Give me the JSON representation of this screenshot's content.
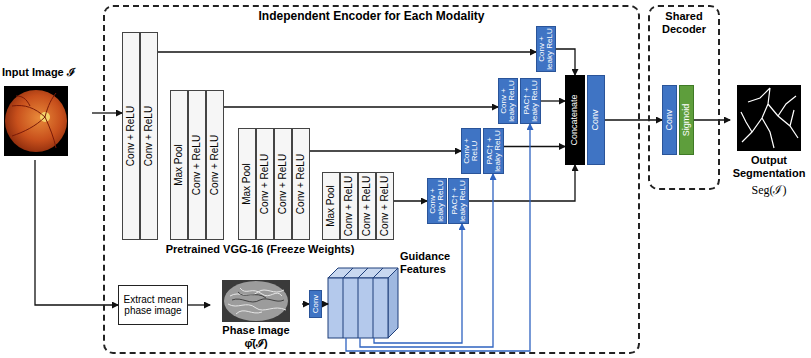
{
  "diagram": {
    "nodes": [
      {
        "text": [
          "Input Image ℐ"
        ]
      },
      {
        "text": [
          "Independent Encoder for Each Modality"
        ]
      },
      {
        "text": [
          "Conv + ReLU"
        ],
        "in": 1
      },
      {
        "text": [
          "Conv + ReLU"
        ],
        "in": 1
      },
      {
        "text": [
          "Max Pool"
        ],
        "in": 1
      },
      {
        "text": [
          "Conv + ReLU"
        ],
        "in": 1
      },
      {
        "text": [
          "Conv + ReLU"
        ],
        "in": 1
      },
      {
        "text": [
          "Max Pool"
        ],
        "in": 1
      },
      {
        "text": [
          "Conv + ReLU"
        ],
        "in": 1
      },
      {
        "text": [
          "Conv + ReLU"
        ],
        "in": 1
      },
      {
        "text": [
          "Conv + ReLU"
        ],
        "in": 1
      },
      {
        "text": [
          "Max Pool"
        ],
        "in": 1
      },
      {
        "text": [
          "Conv + ReLU"
        ],
        "in": 1
      },
      {
        "text": [
          "Conv + ReLU"
        ],
        "in": 1
      },
      {
        "text": [
          "Conv + ReLU"
        ],
        "in": 1
      },
      {
        "text": [
          "Conv + leaky ReLU"
        ],
        "in": 1
      },
      {
        "text": [
          "Conv + leaky ReLU"
        ],
        "in": 1
      },
      {
        "text": [
          "PAC† + leaky ReLU"
        ],
        "in": 1
      },
      {
        "text": [
          "Conv + ReLU"
        ],
        "in": 1
      },
      {
        "text": [
          "PAC† + leaky ReLU"
        ],
        "in": 1
      },
      {
        "text": [
          "Conv + leaky ReLU"
        ],
        "in": 1
      },
      {
        "text": [
          "PAC† + leaky ReLU"
        ],
        "in": 1
      },
      {
        "text": [
          "Concatenate"
        ],
        "in": 1
      },
      {
        "text": [
          "Conv"
        ],
        "in": 1
      },
      {
        "text": [
          "Extract mean phase image"
        ],
        "in": 1
      },
      {
        "text": [
          "Phase Image φ̄(ℐ)"
        ],
        "in": 1
      },
      {
        "text": [
          "Conv"
        ],
        "in": 1
      },
      {
        "text": [
          "Guidance Features"
        ],
        "in": 1
      },
      {
        "text": [
          "Shared Decoder"
        ]
      },
      {
        "text": [
          "Conv"
        ],
        "in": 28
      },
      {
        "text": [
          "Sigmoid"
        ],
        "in": 28
      },
      {
        "text": [
          "Output Segmentation",
          "Seg(ℐ)"
        ]
      }
    ],
    "edges": [
      {
        "from": 0,
        "to": 2,
        "arrow": "to"
      },
      {
        "from": 0,
        "to": 24,
        "arrow": "to"
      },
      {
        "from": 3,
        "to": 15,
        "arrow": "to"
      },
      {
        "from": 6,
        "to": 16,
        "arrow": "to"
      },
      {
        "from": 10,
        "to": 18,
        "arrow": "to"
      },
      {
        "from": 14,
        "to": 20,
        "arrow": "to"
      },
      {
        "from": 15,
        "to": 22,
        "arrow": "to"
      },
      {
        "from": 17,
        "to": 22,
        "arrow": "to"
      },
      {
        "from": 19,
        "to": 22,
        "arrow": "to"
      },
      {
        "from": 21,
        "to": 22,
        "arrow": "to"
      },
      {
        "from": 23,
        "to": 29,
        "arrow": "to"
      },
      {
        "from": 30,
        "to": 31,
        "arrow": "to"
      },
      {
        "from": 24,
        "to": 25,
        "arrow": "to"
      },
      {
        "from": 25,
        "to": 26,
        "arrow": "to"
      },
      {
        "from": 26,
        "to": 27,
        "arrow": "to"
      },
      {
        "from": 27,
        "to": 21,
        "arrow": "to"
      },
      {
        "from": 27,
        "to": 19,
        "arrow": "to"
      },
      {
        "from": 27,
        "to": 17,
        "arrow": "to"
      }
    ],
    "labels": [
      "Pretrained VGG-16 (Freeze Weights)"
    ]
  }
}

+++++

● WORK TO COMPLETE:
Write out the entries again, exactly as given, skipping any images.

● COMPLETED EXERCISE:
Give me the JSON representation of this screenshot's content.
{
  "diagram": {
    "nodes": [
      {
        "text": [
          "Input Image ℐ"
        ]
      },
      {
        "text": [
          "Independent Encoder for Each Modality"
        ]
      },
      {
        "text": [
          "Conv + ReLU"
        ],
        "in": 1
      },
      {
        "text": [
          "Conv + ReLU"
        ],
        "in": 1
      },
      {
        "text": [
          "Max Pool"
        ],
        "in": 1
      },
      {
        "text": [
          "Conv + ReLU"
        ],
        "in": 1
      },
      {
        "text": [
          "Conv + ReLU"
        ],
        "in": 1
      },
      {
        "text": [
          "Max Pool"
        ],
        "in": 1
      },
      {
        "text": [
          "Conv + ReLU"
        ],
        "in": 1
      },
      {
        "text": [
          "Conv + ReLU"
        ],
        "in": 1
      },
      {
        "text": [
          "Conv + ReLU"
        ],
        "in": 1
      },
      {
        "text": [
          "Max Pool"
        ],
        "in": 1
      },
      {
        "text": [
          "Conv + ReLU"
        ],
        "in": 1
      },
      {
        "text": [
          "Conv + ReLU"
        ],
        "in": 1
      },
      {
        "text": [
          "Conv + ReLU"
        ],
        "in": 1
      },
      {
        "text": [
          "Conv + leaky ReLU"
        ],
        "in": 1
      },
      {
        "text": [
          "Conv + leaky ReLU"
        ],
        "in": 1
      },
      {
        "text": [
          "PAC† + leaky ReLU"
        ],
        "in": 1
      },
      {
        "text": [
          "Conv + ReLU"
        ],
        "in": 1
      },
      {
        "text": [
          "PAC† + leaky ReLU"
        ],
        "in": 1
      },
      {
        "text": [
          "Conv + leaky ReLU"
        ],
        "in": 1
      },
      {
        "text": [
          "PAC† + leaky ReLU"
        ],
        "in": 1
      },
      {
        "text": [
          "Concatenate"
        ],
        "in": 1
      },
      {
        "text": [
          "Conv"
        ],
        "in": 1
      },
      {
        "text": [
          "Extract mean phase image"
        ],
        "in": 1
      },
      {
        "text": [
          "Phase Image φ̄(ℐ)"
        ],
        "in": 1
      },
      {
        "text": [
          "Conv"
        ],
        "in": 1
      },
      {
        "text": [
          "Guidance Features"
        ],
        "in": 1
      },
      {
        "text": [
          "Shared Decoder"
        ]
      },
      {
        "text": [
          "Conv"
        ],
        "in": 28
      },
      {
        "text": [
          "Sigmoid"
        ],
        "in": 28
      },
      {
        "text": [
          "Output Segmentation",
          "Seg(ℐ)"
        ]
      }
    ],
    "edges": [
      {
        "from": 0,
        "to": 2,
        "arrow": "to"
      },
      {
        "from": 0,
        "to": 24,
        "arrow": "to"
      },
      {
        "from": 3,
        "to": 15,
        "arrow": "to"
      },
      {
        "from": 6,
        "to": 16,
        "arrow": "to"
      },
      {
        "from": 10,
        "to": 18,
        "arrow": "to"
      },
      {
        "from": 14,
        "to": 20,
        "arrow": "to"
      },
      {
        "from": 15,
        "to": 22,
        "arrow": "to"
      },
      {
        "from": 17,
        "to": 22,
        "arrow": "to"
      },
      {
        "from": 19,
        "to": 22,
        "arrow": "to"
      },
      {
        "from": 21,
        "to": 22,
        "arrow": "to"
      },
      {
        "from": 23,
        "to": 29,
        "arrow": "to"
      },
      {
        "from": 30,
        "to": 31,
        "arrow": "to"
      },
      {
        "from": 24,
        "to": 25,
        "arrow": "to"
      },
      {
        "from": 25,
        "to": 26,
        "arrow": "to"
      },
      {
        "from": 26,
        "to": 27,
        "arrow": "to"
      },
      {
        "from": 27,
        "to": 21,
        "arrow": "to"
      },
      {
        "from": 27,
        "to": 19,
        "arrow": "to"
      },
      {
        "from": 27,
        "to": 17,
        "arrow": "to"
      }
    ],
    "labels": [
      "Pretrained VGG-16 (Freeze Weights)"
    ]
  }
}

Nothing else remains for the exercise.